**PROBLEM TO WORK ON**. All lines in which the word "structured" occurs are to be extracted.

(Data excerpts)
* start *
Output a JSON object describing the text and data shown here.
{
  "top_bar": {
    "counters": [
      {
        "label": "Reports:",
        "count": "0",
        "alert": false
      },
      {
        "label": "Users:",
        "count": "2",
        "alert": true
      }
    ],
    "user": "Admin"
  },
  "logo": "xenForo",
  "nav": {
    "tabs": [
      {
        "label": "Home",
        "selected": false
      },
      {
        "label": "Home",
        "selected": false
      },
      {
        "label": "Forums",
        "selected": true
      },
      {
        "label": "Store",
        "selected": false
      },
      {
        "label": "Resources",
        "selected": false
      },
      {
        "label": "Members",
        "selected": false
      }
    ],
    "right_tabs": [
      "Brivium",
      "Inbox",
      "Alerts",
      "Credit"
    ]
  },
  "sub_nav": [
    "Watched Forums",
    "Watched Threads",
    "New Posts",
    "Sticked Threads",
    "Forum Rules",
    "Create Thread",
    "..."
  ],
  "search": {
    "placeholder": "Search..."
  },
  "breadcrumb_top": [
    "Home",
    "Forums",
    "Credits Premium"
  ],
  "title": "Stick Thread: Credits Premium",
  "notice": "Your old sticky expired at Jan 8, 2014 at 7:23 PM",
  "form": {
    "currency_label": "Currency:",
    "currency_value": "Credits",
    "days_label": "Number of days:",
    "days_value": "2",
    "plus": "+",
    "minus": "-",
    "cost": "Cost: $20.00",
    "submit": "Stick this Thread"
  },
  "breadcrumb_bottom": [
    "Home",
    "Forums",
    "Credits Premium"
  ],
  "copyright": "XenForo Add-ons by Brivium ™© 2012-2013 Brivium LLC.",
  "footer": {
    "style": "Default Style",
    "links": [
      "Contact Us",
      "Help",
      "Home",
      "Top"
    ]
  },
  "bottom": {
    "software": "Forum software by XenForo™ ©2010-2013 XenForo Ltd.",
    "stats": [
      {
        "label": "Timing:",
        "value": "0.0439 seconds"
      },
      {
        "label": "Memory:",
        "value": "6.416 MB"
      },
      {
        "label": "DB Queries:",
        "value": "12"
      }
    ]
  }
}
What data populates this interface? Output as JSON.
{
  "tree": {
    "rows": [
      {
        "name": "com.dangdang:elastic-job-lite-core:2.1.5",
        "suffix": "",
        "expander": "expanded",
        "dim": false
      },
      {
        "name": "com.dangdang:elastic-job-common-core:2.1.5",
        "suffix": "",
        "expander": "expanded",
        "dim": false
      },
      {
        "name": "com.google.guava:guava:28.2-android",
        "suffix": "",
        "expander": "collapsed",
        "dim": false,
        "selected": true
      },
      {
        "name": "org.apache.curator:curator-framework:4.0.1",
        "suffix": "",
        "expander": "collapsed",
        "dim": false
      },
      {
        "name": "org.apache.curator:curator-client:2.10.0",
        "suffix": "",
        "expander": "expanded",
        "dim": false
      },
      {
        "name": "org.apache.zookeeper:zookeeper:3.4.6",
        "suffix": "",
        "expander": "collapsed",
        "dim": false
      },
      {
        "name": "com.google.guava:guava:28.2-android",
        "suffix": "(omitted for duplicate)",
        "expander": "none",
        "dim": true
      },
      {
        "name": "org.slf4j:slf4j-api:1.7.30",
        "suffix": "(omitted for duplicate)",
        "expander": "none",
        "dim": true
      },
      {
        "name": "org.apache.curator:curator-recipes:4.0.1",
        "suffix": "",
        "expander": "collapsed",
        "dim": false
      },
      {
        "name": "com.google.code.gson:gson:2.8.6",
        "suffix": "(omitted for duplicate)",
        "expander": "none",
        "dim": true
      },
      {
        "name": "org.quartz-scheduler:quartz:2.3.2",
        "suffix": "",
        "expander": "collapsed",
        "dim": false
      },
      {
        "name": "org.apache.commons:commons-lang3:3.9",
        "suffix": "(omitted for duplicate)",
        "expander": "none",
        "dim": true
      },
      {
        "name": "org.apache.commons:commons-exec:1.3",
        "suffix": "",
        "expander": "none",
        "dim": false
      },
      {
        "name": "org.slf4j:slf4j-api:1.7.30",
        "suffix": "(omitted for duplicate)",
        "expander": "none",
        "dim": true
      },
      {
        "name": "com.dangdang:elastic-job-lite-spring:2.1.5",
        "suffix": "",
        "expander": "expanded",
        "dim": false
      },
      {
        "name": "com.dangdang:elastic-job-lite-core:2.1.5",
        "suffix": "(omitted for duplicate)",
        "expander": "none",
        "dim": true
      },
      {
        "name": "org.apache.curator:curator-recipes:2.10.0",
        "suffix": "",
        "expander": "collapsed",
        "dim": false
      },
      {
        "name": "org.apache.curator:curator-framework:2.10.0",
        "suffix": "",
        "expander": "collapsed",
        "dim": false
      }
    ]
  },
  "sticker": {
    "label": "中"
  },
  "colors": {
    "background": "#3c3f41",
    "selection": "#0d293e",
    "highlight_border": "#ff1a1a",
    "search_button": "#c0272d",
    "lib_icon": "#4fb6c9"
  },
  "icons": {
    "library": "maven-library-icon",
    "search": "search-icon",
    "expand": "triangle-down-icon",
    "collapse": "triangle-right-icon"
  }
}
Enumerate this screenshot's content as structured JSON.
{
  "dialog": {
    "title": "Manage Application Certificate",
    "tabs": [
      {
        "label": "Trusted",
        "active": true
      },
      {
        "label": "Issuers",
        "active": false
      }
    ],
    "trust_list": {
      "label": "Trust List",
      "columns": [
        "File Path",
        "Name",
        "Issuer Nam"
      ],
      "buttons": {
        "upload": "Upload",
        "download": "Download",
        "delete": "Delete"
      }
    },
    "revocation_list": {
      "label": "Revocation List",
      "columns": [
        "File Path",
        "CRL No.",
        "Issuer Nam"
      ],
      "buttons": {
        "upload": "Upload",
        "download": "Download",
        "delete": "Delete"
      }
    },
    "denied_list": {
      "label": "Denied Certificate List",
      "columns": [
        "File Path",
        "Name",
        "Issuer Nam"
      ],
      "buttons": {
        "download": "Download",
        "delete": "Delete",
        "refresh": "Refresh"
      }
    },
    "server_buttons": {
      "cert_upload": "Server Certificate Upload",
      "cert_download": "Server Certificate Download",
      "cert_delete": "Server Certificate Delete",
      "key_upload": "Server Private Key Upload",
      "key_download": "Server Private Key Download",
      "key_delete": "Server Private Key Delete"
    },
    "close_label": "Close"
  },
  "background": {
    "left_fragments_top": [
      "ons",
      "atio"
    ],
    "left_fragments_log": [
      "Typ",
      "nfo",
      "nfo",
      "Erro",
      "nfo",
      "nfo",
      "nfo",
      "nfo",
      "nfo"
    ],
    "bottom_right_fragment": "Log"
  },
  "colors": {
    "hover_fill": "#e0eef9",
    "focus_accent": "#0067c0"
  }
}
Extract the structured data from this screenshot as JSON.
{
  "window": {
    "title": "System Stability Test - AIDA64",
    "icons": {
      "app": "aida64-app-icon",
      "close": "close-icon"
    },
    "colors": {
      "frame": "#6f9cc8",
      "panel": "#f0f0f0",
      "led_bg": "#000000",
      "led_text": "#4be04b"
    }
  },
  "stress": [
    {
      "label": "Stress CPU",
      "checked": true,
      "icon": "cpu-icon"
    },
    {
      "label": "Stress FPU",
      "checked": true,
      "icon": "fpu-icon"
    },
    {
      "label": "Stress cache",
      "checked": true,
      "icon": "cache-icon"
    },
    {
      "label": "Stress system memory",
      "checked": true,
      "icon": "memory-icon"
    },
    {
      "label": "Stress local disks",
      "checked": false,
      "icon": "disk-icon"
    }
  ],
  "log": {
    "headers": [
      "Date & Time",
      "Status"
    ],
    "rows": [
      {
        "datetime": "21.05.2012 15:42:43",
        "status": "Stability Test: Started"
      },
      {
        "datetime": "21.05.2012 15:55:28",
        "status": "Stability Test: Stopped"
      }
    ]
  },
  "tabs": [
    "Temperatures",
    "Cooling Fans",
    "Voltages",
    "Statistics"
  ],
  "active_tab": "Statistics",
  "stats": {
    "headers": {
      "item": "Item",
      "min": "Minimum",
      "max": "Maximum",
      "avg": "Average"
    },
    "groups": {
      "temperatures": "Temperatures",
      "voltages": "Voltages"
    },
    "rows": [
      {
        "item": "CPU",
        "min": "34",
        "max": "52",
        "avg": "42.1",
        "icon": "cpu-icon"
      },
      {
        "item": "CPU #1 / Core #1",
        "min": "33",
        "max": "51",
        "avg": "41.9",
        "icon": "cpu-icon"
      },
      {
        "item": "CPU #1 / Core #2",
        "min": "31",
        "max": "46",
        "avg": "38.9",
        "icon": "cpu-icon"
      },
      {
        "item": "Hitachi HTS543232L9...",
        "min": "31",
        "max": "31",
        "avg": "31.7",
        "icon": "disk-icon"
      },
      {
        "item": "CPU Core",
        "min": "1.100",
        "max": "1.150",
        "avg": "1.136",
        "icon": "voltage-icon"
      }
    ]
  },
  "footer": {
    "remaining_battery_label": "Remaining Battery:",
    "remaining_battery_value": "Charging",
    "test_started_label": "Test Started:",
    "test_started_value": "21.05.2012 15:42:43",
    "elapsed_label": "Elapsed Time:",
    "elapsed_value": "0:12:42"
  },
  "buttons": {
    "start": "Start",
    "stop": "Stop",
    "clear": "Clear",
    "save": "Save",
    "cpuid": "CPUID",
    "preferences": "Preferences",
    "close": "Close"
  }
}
* end *
**SOLVED PROBLEM**.
Enumerate this screenshot's content as structured JSON.
Extract the structured data from this screenshot as JSON.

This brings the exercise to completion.